● Testo da analizzare:
________________
Quello che non so di lei (2017) FRA di Roman Polanski
Dopo l’uscita del suo ultimo romanzo, una scrittrice attraversa un periodo molto difficile della propria vita personale. Inoltre deve confrontarsi con un’ammiratrice che è ossessionata dalle sue opere.
Il grande capolavoro è alle spalle, ma Polanski gioca ancora con le stesse tematiche, divertendosi in un esercizio di stile che ricorda inevitabilmente precedenti opere come L’inquilino del terzo piano o, più recentemente, Venere in pelliccia. L’impianto teatrale mostra ancora un pas a deux, dove gli altri elementi diventano marginali rispetto al “thriller” da camera che mette in scena.
La sceneggiatura firmata con Olivier Assayas (ricordate Irma Vep?) richiam i temi dell’ossessione/possessione dell’anima, con i fantasmi della creazione artistica, il rapporto tra carnefice e vittima, l’impossibile distinzione tra realtà e finzione ma è il cotè fantastico, surrealee gotico ad incidere maggiormente sulla trama.
Il film è tratto infatti dal libro Da una storia vera scritto da Delphine de Vigan ma Polanski fa proprio il climax per piegarlo ai suoi personali demoni. Se la cifra stilistica è indubbia e la rappresentazione è sontuosa e sulfurea, l’atmosfera non è sufficiente da sola per sfuggire ad una ambiguità di fondo irrisolta della scrittura. La mancanza di equilibrio tra il versante noir e l’apparato allucinatorio toglie forza persuasiva allo spirito complessivo dell’opera.
________________
● Dati forniti:
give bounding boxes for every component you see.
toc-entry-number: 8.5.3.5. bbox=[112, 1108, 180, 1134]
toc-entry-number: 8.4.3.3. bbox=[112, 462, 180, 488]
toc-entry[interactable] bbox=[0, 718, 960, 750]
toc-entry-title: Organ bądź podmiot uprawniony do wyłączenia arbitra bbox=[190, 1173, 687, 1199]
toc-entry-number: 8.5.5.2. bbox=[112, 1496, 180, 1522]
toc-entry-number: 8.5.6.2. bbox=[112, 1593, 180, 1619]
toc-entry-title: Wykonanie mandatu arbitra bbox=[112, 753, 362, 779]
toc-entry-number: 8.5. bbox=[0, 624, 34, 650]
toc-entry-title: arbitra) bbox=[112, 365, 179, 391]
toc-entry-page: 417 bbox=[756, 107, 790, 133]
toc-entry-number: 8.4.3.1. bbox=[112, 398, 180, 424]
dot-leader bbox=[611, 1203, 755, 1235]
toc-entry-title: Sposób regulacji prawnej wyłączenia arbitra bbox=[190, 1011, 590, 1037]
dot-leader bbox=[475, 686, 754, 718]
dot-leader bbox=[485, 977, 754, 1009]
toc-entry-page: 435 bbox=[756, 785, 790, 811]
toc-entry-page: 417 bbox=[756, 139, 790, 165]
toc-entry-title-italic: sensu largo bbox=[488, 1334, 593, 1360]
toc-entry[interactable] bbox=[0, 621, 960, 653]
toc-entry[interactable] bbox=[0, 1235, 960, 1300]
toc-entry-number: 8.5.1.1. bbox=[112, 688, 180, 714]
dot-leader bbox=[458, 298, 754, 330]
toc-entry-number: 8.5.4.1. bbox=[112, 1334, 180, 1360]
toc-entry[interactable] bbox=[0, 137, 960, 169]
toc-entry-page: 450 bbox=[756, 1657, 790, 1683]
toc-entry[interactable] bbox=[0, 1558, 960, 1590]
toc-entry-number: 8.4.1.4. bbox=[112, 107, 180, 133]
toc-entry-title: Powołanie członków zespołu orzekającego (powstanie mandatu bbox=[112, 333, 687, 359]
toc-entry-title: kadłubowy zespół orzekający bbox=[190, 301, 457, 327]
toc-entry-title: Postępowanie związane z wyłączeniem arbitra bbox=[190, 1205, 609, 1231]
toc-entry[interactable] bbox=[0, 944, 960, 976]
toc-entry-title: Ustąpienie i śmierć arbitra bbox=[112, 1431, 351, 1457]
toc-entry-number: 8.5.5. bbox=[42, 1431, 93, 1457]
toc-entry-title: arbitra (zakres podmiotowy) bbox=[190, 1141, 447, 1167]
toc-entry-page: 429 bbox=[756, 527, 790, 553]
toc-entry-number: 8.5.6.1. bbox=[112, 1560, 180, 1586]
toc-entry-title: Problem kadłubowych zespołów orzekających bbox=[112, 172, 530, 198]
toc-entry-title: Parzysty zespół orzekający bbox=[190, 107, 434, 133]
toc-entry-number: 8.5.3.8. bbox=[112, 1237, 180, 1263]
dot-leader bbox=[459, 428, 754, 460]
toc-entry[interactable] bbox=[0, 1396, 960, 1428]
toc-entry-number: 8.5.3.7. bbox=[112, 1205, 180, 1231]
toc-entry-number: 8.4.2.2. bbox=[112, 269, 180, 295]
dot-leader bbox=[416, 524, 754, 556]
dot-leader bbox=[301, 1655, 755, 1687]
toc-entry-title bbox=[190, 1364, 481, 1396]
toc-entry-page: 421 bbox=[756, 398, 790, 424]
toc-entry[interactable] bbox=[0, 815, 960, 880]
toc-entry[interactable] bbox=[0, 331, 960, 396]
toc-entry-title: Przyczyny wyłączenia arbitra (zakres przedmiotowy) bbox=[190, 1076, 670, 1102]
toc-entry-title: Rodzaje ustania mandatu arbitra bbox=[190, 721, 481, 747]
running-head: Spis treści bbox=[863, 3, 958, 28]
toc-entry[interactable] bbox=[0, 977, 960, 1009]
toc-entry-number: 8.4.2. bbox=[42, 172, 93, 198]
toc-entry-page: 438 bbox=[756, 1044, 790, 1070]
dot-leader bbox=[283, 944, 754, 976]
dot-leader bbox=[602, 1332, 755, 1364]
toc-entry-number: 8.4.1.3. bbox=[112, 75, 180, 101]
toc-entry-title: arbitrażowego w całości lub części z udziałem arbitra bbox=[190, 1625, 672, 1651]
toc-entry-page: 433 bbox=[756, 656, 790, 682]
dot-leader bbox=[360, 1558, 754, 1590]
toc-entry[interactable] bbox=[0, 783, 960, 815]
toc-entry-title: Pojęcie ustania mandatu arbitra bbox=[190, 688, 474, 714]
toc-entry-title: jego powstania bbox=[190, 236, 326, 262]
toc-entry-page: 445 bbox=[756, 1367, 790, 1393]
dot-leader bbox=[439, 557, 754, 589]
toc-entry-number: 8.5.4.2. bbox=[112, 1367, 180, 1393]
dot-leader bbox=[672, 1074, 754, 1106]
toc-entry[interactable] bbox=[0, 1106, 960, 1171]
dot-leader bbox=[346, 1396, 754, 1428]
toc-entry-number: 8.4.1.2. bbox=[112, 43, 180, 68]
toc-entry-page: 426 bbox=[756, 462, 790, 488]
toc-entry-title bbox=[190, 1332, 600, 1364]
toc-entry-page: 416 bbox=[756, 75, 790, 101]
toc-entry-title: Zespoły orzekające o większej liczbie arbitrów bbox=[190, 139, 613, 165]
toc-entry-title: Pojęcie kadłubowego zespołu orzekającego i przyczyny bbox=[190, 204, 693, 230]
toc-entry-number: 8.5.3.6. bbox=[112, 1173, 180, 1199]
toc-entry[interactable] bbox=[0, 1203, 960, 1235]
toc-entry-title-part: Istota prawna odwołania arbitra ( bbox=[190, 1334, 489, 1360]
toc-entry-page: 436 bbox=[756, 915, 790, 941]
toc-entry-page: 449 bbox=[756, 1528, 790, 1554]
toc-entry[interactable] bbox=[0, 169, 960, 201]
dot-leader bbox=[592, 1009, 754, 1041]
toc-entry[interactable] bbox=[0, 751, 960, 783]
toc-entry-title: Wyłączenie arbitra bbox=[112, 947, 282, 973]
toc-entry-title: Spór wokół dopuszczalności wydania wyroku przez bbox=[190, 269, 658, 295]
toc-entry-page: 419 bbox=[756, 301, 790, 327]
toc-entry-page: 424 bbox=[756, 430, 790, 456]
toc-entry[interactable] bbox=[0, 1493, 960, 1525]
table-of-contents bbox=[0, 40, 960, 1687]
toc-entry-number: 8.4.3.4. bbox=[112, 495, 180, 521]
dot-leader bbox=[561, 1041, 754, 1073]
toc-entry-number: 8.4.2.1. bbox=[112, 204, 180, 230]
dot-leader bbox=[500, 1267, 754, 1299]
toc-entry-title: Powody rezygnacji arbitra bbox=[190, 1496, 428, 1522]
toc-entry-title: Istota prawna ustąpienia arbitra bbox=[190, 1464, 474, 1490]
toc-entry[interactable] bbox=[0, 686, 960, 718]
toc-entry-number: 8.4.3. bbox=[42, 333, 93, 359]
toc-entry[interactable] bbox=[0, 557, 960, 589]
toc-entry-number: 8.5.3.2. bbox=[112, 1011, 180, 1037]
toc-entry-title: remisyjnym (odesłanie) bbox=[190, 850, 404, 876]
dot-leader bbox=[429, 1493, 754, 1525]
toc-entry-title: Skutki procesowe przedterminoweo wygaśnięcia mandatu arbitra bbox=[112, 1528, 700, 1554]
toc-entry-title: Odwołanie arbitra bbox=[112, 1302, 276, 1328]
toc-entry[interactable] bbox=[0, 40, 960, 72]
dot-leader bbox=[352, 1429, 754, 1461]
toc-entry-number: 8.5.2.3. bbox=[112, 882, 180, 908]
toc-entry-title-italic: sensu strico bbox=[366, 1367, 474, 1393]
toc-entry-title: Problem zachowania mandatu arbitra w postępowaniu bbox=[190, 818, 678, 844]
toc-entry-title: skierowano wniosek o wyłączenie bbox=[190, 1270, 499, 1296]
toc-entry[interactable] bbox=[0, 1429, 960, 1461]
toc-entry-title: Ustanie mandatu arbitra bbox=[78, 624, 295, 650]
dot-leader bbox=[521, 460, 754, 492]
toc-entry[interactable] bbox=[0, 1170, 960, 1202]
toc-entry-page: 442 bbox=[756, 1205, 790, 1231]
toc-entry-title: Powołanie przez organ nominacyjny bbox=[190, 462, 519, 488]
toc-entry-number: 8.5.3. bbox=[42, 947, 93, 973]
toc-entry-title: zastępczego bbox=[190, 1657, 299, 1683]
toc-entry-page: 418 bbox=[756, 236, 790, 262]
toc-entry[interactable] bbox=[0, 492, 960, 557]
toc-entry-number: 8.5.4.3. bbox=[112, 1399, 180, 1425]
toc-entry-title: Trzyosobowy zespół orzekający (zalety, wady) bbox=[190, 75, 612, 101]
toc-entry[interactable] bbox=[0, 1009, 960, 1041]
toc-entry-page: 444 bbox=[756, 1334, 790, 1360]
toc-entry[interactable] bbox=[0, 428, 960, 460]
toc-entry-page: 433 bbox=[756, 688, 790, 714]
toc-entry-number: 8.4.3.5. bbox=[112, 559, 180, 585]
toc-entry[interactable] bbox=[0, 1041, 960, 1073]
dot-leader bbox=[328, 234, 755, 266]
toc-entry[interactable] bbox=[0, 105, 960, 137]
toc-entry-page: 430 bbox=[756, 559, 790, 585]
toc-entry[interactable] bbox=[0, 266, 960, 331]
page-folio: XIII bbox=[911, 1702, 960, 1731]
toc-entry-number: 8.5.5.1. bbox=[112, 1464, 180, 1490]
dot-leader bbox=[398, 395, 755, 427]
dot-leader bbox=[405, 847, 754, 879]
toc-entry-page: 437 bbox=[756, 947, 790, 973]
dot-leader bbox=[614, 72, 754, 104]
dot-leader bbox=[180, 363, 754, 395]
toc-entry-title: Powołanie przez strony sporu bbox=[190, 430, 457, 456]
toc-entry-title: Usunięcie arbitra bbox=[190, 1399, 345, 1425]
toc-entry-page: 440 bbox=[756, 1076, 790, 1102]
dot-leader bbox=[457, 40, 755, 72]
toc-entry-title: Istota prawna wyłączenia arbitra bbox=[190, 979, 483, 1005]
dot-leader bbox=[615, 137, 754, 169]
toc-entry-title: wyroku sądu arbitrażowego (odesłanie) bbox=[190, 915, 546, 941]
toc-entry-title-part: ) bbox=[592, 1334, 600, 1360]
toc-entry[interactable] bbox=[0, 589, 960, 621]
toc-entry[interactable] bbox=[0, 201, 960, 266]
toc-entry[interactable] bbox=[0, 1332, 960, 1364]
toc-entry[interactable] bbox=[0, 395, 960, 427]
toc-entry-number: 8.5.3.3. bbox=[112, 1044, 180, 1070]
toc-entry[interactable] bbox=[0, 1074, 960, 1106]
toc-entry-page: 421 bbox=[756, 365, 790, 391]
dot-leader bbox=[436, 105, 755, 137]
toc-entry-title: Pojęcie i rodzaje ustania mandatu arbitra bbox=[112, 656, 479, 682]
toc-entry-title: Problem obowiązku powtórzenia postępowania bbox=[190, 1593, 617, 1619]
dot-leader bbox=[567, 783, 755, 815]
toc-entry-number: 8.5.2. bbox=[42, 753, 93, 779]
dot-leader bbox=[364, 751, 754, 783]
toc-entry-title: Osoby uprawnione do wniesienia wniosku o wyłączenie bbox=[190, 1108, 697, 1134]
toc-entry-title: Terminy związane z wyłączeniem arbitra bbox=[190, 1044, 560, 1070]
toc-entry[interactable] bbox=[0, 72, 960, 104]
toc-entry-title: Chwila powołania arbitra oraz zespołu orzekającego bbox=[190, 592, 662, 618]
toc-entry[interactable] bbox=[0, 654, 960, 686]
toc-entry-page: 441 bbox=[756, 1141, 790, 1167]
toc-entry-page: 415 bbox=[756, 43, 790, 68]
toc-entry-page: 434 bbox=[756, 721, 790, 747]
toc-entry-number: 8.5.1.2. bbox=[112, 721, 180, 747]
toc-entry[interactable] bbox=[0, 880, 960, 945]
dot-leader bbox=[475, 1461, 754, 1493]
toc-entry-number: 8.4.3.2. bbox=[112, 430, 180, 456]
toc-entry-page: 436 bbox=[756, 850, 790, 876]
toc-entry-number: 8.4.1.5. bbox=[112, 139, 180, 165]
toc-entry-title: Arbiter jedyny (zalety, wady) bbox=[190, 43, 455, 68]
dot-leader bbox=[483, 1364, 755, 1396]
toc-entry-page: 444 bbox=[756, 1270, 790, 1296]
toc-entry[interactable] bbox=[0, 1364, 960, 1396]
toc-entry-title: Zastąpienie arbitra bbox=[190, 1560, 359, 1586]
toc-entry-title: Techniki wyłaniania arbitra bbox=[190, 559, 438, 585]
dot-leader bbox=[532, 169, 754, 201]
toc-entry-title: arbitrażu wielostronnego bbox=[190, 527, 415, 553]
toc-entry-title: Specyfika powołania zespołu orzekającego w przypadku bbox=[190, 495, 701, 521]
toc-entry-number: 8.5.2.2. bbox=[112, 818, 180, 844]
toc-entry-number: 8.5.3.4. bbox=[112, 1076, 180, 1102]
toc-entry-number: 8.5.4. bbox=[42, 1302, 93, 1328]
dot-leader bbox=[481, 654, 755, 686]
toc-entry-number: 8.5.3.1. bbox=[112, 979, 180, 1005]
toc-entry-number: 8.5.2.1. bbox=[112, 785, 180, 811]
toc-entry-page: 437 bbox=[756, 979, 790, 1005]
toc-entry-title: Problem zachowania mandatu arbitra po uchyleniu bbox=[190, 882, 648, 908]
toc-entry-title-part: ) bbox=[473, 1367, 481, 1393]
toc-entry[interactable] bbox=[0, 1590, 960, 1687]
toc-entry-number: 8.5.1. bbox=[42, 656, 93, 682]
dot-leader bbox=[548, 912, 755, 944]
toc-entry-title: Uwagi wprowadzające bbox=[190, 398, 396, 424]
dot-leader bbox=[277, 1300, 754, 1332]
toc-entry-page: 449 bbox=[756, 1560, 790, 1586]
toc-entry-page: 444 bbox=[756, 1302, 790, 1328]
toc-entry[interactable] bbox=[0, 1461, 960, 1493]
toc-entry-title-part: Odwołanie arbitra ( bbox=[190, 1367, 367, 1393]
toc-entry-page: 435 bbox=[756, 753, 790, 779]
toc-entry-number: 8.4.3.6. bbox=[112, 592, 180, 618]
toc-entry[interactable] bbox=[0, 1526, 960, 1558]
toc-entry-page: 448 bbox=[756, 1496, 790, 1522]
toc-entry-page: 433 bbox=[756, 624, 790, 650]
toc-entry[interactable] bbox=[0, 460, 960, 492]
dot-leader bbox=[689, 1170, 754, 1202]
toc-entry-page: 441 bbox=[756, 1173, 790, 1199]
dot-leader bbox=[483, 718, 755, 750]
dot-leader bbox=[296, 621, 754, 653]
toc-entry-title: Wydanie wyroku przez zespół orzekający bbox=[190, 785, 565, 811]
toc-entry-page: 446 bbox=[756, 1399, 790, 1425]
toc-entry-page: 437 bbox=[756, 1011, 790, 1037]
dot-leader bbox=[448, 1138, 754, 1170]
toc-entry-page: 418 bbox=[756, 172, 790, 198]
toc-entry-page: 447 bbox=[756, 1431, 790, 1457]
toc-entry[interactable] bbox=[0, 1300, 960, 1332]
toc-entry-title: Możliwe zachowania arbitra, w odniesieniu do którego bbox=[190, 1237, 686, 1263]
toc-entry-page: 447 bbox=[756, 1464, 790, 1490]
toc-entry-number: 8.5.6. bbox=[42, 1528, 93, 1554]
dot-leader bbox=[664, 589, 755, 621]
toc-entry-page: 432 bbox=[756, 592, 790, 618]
________________
● Il problema: Traduci in inglese la seguente frase della recensione del film di Polanski: "Dopo l’uscita del suo ultimo romanzo, una scrittrice attraversa un periodo molto difficile della propria vita personale."

● Risposta al problema: After the release of her latest novel, a writer goes through a very difficult period in her personal life.